LISTED ENTRIES >>
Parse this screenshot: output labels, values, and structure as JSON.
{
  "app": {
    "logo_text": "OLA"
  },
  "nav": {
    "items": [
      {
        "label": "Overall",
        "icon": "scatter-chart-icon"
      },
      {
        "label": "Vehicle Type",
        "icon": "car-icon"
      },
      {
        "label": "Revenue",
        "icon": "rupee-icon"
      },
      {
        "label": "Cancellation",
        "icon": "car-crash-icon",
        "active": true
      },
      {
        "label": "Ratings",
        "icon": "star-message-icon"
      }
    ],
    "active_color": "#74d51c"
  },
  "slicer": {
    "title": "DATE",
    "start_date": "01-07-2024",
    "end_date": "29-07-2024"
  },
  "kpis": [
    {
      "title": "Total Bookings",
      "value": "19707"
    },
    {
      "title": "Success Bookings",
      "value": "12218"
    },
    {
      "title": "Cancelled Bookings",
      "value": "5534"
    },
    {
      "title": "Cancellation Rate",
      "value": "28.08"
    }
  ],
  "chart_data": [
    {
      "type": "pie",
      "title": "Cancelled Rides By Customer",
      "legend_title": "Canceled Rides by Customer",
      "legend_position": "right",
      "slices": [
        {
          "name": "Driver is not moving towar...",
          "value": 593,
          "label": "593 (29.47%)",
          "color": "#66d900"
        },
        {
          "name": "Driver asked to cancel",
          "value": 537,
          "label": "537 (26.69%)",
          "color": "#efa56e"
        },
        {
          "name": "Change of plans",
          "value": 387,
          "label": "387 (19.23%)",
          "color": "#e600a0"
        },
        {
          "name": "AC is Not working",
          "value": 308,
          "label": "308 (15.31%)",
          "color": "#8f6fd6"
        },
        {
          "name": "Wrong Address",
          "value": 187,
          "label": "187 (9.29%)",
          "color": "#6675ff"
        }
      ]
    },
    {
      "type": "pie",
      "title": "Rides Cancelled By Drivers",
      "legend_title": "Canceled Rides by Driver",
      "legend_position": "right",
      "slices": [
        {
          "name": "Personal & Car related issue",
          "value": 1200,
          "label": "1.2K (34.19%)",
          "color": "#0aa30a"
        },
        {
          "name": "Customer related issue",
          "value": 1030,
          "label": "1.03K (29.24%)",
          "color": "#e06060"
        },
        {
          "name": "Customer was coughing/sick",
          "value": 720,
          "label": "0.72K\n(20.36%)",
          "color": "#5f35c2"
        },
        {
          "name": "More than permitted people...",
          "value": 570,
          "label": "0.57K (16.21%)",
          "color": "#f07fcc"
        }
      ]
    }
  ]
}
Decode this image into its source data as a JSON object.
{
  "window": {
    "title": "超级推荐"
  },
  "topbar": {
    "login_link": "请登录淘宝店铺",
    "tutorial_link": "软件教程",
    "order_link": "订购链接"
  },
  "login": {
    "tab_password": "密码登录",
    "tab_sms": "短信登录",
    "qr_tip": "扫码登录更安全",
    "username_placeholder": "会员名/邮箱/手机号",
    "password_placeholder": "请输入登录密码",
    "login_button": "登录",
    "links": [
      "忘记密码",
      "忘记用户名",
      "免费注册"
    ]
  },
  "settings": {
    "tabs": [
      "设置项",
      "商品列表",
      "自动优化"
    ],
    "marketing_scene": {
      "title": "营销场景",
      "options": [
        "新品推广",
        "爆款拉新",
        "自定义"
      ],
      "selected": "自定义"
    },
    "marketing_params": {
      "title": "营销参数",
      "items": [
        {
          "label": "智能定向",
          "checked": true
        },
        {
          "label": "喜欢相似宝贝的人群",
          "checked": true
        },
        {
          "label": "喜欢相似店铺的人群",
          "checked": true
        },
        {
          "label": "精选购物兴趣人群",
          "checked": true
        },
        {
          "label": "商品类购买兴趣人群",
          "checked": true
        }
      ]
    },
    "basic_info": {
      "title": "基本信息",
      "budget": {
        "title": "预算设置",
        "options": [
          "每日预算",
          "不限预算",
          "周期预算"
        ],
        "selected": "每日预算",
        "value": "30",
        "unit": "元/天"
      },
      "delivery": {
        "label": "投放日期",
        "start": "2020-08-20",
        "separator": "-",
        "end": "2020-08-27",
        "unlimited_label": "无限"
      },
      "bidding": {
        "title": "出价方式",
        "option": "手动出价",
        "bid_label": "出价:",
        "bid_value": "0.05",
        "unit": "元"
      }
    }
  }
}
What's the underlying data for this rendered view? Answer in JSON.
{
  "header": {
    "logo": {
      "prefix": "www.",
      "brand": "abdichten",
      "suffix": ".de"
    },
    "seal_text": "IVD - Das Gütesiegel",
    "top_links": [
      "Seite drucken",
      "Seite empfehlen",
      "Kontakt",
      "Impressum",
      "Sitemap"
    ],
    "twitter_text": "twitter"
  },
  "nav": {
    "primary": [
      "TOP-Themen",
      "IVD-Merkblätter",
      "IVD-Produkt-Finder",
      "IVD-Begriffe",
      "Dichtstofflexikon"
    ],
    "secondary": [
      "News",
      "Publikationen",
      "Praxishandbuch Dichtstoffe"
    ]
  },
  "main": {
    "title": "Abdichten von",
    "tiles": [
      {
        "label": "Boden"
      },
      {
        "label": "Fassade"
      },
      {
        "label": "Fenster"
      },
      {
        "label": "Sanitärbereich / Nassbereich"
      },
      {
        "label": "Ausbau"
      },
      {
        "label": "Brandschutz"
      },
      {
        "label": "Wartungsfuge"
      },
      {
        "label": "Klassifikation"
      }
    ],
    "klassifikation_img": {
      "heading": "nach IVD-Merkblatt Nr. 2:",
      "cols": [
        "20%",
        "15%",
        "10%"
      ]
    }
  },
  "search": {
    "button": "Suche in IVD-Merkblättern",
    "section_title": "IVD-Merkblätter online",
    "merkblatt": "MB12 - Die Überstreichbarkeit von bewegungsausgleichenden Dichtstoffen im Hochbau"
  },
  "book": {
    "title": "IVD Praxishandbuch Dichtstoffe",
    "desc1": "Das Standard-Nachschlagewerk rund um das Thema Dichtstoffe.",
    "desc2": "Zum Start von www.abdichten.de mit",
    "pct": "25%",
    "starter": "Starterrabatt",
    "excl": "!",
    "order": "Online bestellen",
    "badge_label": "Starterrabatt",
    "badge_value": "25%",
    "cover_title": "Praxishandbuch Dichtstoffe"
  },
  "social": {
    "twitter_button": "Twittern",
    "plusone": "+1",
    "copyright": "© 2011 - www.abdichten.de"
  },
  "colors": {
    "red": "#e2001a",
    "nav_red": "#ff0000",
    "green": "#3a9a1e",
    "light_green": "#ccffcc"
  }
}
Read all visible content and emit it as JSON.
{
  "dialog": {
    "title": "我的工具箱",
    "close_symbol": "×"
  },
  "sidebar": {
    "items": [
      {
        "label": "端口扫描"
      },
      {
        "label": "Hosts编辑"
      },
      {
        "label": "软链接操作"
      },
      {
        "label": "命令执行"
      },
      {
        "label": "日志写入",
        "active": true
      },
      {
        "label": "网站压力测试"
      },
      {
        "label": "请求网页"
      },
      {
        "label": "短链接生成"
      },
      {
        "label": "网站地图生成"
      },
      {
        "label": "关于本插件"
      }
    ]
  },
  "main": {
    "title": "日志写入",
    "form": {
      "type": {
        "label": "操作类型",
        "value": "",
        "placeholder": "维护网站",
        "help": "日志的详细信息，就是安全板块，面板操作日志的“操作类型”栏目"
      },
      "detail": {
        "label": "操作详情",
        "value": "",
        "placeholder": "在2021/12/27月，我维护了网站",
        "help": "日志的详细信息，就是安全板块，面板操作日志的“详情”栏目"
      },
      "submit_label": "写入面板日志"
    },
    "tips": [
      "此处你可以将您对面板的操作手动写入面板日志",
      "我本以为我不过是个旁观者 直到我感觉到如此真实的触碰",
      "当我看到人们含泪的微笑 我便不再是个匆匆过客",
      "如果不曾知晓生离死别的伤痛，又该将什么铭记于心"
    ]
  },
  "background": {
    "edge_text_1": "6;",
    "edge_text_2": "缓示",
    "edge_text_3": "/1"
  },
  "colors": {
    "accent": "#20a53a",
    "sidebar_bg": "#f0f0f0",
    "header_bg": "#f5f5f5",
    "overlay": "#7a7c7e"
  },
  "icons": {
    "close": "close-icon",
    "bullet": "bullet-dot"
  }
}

WORK TO BE COMPLETED >> Keep only the lines that hold the string "操作类型", and copy them out.

TASK RESPONSE >>
        "label": "操作类型",
        "help": "日志的详细信息，就是安全板块，面板操作日志的“操作类型”栏目"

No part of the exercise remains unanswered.